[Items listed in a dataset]
○ ○ ○ ○ ○ ○ ○
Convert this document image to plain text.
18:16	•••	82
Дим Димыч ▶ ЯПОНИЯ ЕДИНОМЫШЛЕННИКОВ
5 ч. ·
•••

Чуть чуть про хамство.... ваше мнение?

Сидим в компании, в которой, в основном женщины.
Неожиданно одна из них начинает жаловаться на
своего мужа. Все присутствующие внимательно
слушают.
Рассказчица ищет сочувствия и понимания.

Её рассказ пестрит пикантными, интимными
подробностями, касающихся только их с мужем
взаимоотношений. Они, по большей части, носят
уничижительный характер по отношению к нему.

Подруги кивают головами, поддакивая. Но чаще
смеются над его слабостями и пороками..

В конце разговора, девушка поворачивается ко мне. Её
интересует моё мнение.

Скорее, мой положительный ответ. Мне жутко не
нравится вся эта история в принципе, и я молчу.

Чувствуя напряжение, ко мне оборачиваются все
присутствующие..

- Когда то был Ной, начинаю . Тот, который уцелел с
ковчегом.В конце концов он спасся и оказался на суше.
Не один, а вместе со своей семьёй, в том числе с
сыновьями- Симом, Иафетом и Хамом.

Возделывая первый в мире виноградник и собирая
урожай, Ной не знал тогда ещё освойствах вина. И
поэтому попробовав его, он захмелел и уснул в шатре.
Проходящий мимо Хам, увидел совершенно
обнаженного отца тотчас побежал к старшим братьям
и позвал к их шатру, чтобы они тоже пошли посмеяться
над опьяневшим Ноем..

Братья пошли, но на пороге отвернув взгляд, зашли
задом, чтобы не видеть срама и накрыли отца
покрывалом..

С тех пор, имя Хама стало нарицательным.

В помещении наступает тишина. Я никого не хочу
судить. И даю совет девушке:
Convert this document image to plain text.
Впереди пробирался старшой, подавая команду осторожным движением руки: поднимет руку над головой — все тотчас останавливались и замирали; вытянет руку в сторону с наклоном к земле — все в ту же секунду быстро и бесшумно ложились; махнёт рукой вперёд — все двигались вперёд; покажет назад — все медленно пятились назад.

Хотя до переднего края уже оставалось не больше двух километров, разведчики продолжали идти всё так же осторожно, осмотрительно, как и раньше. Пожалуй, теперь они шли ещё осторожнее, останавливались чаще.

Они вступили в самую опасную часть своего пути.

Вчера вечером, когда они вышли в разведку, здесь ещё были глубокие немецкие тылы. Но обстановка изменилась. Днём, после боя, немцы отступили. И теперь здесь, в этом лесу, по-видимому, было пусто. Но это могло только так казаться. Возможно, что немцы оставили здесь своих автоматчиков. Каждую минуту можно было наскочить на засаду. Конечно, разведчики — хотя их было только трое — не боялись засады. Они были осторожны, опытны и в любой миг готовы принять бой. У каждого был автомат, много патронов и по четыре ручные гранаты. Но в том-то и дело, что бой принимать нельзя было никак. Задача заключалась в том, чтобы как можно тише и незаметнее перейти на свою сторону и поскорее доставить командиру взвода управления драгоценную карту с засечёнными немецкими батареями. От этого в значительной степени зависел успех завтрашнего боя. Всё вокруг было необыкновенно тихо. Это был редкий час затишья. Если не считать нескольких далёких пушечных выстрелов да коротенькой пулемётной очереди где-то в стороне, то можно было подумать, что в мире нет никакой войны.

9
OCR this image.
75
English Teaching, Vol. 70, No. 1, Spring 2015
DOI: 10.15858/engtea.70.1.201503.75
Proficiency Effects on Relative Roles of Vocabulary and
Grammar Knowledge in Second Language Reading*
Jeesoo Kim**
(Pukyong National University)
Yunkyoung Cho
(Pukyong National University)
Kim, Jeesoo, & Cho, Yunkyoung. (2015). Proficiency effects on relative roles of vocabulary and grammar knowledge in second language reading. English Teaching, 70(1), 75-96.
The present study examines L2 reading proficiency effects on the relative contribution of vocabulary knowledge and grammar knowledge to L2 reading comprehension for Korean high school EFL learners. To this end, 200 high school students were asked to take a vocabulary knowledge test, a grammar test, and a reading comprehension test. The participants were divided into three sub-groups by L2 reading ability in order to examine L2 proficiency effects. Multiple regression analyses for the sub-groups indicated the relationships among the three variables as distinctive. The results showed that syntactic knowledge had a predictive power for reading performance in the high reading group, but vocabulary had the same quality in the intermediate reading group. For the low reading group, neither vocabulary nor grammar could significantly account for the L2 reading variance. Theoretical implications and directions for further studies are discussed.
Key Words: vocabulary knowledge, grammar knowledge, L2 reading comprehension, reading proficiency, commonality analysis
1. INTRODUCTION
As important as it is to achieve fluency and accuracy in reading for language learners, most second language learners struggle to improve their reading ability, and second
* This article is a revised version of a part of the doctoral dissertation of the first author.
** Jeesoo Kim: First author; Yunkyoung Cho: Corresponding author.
○ ○ ○ ○ ○ ○ ○
● Exercise prompt:
The records above must be output exactly, in full.

● Output for this exercise:
Convert this document image to plain text.
18:16	•••	82
Дим Димыч ▶ ЯПОНИЯ ЕДИНОМЫШЛЕННИКОВ
5 ч. ·
•••

Чуть чуть про хамство.... ваше мнение?

Сидим в компании, в которой, в основном женщины.
Неожиданно одна из них начинает жаловаться на
своего мужа. Все присутствующие внимательно
слушают.
Рассказчица ищет сочувствия и понимания.

Её рассказ пестрит пикантными, интимными
подробностями, касающихся только их с мужем
взаимоотношений. Они, по большей части, носят
уничижительный характер по отношению к нему.

Подруги кивают головами, поддакивая. Но чаще
смеются над его слабостями и пороками..

В конце разговора, девушка поворачивается ко мне. Её
интересует моё мнение.

Скорее, мой положительный ответ. Мне жутко не
нравится вся эта история в принципе, и я молчу.

Чувствуя напряжение, ко мне оборачиваются все
присутствующие..

- Когда то был Ной, начинаю . Тот, который уцелел с
ковчегом.В конце концов он спасся и оказался на суше.
Не один, а вместе со своей семьёй, в том числе с
сыновьями- Симом, Иафетом и Хамом.

Возделывая первый в мире виноградник и собирая
урожай, Ной не знал тогда ещё освойствах вина. И
поэтому попробовав его, он захмелел и уснул в шатре.
Проходящий мимо Хам, увидел совершенно
обнаженного отца тотчас побежал к старшим братьям
и позвал к их шатру, чтобы они тоже пошли посмеяться
над опьяневшим Ноем..

Братья пошли, но на пороге отвернув взгляд, зашли
задом, чтобы не видеть срама и накрыли отца
покрывалом..

С тех пор, имя Хама стало нарицательным.

В помещении наступает тишина. Я никого не хочу
судить. И даю совет девушке:
Convert this document image to plain text.
Впереди пробирался старшой, подавая команду осторожным движением руки: поднимет руку над головой — все тотчас останавливались и замирали; вытянет руку в сторону с наклоном к земле — все в ту же секунду быстро и бесшумно ложились; махнёт рукой вперёд — все двигались вперёд; покажет назад — все медленно пятились назад.

Хотя до переднего края уже оставалось не больше двух километров, разведчики продолжали идти всё так же осторожно, осмотрительно, как и раньше. Пожалуй, теперь они шли ещё осторожнее, останавливались чаще.

Они вступили в самую опасную часть своего пути.

Вчера вечером, когда они вышли в разведку, здесь ещё были глубокие немецкие тылы. Но обстановка изменилась. Днём, после боя, немцы отступили. И теперь здесь, в этом лесу, по-видимому, было пусто. Но это могло только так казаться. Возможно, что немцы оставили здесь своих автоматчиков. Каждую минуту можно было наскочить на засаду. Конечно, разведчики — хотя их было только трое — не боялись засады. Они были осторожны, опытны и в любой миг готовы принять бой. У каждого был автомат, много патронов и по четыре ручные гранаты. Но в том-то и дело, что бой принимать нельзя было никак. Задача заключалась в том, чтобы как можно тише и незаметнее перейти на свою сторону и поскорее доставить командиру взвода управления драгоценную карту с засечёнными немецкими батареями. От этого в значительной степени зависел успех завтрашнего боя. Всё вокруг было необыкновенно тихо. Это был редкий час затишья. Если не считать нескольких далёких пушечных выстрелов да коротенькой пулемётной очереди где-то в стороне, то можно было подумать, что в мире нет никакой войны.

9
OCR this image.
75
English Teaching, Vol. 70, No. 1, Spring 2015
DOI: 10.15858/engtea.70.1.201503.75
Proficiency Effects on Relative Roles of Vocabulary and
Grammar Knowledge in Second Language Reading*
Jeesoo Kim**
(Pukyong National University)
Yunkyoung Cho
(Pukyong National University)
Kim, Jeesoo, & Cho, Yunkyoung. (2015). Proficiency effects on relative roles of vocabulary and grammar knowledge in second language reading. English Teaching, 70(1), 75-96.
The present study examines L2 reading proficiency effects on the relative contribution of vocabulary knowledge and grammar knowledge to L2 reading comprehension for Korean high school EFL learners. To this end, 200 high school students were asked to take a vocabulary knowledge test, a grammar test, and a reading comprehension test. The participants were divided into three sub-groups by L2 reading ability in order to examine L2 proficiency effects. Multiple regression analyses for the sub-groups indicated the relationships among the three variables as distinctive. The results showed that syntactic knowledge had a predictive power for reading performance in the high reading group, but vocabulary had the same quality in the intermediate reading group. For the low reading group, neither vocabulary nor grammar could significantly account for the L2 reading variance. Theoretical implications and directions for further studies are discussed.
Key Words: vocabulary knowledge, grammar knowledge, L2 reading comprehension, reading proficiency, commonality analysis
1. INTRODUCTION
As important as it is to achieve fluency and accuracy in reading for language learners, most second language learners struggle to improve their reading ability, and second
* This article is a revised version of a part of the doctoral dissertation of the first author.
** Jeesoo Kim: First author; Yunkyoung Cho: Corresponding author.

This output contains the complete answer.